### WORK REQUIRED:
Quote all of the data below exactly, please.

### DATASET RECORDS:
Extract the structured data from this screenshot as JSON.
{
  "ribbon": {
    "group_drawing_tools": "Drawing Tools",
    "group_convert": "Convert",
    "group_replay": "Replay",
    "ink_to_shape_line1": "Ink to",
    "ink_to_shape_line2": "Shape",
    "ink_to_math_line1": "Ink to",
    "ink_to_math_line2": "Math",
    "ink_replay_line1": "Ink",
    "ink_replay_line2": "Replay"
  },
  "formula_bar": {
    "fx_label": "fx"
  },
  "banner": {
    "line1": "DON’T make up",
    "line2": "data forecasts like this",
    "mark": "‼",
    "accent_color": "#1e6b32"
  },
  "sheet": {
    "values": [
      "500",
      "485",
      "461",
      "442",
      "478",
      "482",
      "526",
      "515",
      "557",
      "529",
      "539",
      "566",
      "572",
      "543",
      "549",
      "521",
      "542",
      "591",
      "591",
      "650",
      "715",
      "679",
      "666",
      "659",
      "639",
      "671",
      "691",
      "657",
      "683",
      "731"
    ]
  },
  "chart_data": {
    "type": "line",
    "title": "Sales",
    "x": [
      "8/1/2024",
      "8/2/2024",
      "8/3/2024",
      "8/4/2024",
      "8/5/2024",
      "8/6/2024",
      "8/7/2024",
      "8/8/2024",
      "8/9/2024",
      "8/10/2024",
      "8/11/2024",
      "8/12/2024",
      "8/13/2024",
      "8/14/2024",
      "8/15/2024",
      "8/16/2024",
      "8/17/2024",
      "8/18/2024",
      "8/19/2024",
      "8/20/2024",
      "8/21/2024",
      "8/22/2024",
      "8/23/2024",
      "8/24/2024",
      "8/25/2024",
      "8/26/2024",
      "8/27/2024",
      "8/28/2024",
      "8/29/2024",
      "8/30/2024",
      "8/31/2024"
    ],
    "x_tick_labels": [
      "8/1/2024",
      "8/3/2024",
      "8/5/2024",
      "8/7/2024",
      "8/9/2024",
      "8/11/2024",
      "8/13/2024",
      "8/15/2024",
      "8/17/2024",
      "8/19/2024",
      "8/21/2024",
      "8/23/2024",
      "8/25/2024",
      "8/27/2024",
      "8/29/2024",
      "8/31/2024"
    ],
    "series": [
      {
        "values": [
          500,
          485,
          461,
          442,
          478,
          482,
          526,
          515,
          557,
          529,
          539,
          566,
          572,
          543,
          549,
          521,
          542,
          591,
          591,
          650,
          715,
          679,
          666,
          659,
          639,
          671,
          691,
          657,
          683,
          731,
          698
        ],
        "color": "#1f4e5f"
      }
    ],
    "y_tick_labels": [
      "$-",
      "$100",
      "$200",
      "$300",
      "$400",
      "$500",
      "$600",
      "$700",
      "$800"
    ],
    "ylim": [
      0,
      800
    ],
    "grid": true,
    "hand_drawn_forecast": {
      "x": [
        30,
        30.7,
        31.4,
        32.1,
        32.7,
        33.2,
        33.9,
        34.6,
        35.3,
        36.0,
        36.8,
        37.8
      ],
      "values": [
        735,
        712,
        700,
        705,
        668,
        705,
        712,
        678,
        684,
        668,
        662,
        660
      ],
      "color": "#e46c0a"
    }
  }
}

### COMPLETED TASK:
Extract the structured data from this screenshot as JSON.
{
  "ribbon": {
    "group_drawing_tools": "Drawing Tools",
    "group_convert": "Convert",
    "group_replay": "Replay",
    "ink_to_shape_line1": "Ink to",
    "ink_to_shape_line2": "Shape",
    "ink_to_math_line1": "Ink to",
    "ink_to_math_line2": "Math",
    "ink_replay_line1": "Ink",
    "ink_replay_line2": "Replay"
  },
  "formula_bar": {
    "fx_label": "fx"
  },
  "banner": {
    "line1": "DON’T make up",
    "line2": "data forecasts like this",
    "mark": "‼",
    "accent_color": "#1e6b32"
  },
  "sheet": {
    "values": [
      "500",
      "485",
      "461",
      "442",
      "478",
      "482",
      "526",
      "515",
      "557",
      "529",
      "539",
      "566",
      "572",
      "543",
      "549",
      "521",
      "542",
      "591",
      "591",
      "650",
      "715",
      "679",
      "666",
      "659",
      "639",
      "671",
      "691",
      "657",
      "683",
      "731"
    ]
  },
  "chart_data": {
    "type": "line",
    "title": "Sales",
    "x": [
      "8/1/2024",
      "8/2/2024",
      "8/3/2024",
      "8/4/2024",
      "8/5/2024",
      "8/6/2024",
      "8/7/2024",
      "8/8/2024",
      "8/9/2024",
      "8/10/2024",
      "8/11/2024",
      "8/12/2024",
      "8/13/2024",
      "8/14/2024",
      "8/15/2024",
      "8/16/2024",
      "8/17/2024",
      "8/18/2024",
      "8/19/2024",
      "8/20/2024",
      "8/21/2024",
      "8/22/2024",
      "8/23/2024",
      "8/24/2024",
      "8/25/2024",
      "8/26/2024",
      "8/27/2024",
      "8/28/2024",
      "8/29/2024",
      "8/30/2024",
      "8/31/2024"
    ],
    "x_tick_labels": [
      "8/1/2024",
      "8/3/2024",
      "8/5/2024",
      "8/7/2024",
      "8/9/2024",
      "8/11/2024",
      "8/13/2024",
      "8/15/2024",
      "8/17/2024",
      "8/19/2024",
      "8/21/2024",
      "8/23/2024",
      "8/25/2024",
      "8/27/2024",
      "8/29/2024",
      "8/31/2024"
    ],
    "series": [
      {
        "values": [
          500,
          485,
          461,
          442,
          478,
          482,
          526,
          515,
          557,
          529,
          539,
          566,
          572,
          543,
          549,
          521,
          542,
          591,
          591,
          650,
          715,
          679,
          666,
          659,
          639,
          671,
          691,
          657,
          683,
          731,
          698
        ],
        "color": "#1f4e5f"
      }
    ],
    "y_tick_labels": [
      "$-",
      "$100",
      "$200",
      "$300",
      "$400",
      "$500",
      "$600",
      "$700",
      "$800"
    ],
    "ylim": [
      0,
      800
    ],
    "grid": true,
    "hand_drawn_forecast": {
      "x": [
        30,
        30.7,
        31.4,
        32.1,
        32.7,
        33.2,
        33.9,
        34.6,
        35.3,
        36.0,
        36.8,
        37.8
      ],
      "values": [
        735,
        712,
        700,
        705,
        668,
        705,
        712,
        678,
        684,
        668,
        662,
        660
      ],
      "color": "#e46c0a"
    }
  }
}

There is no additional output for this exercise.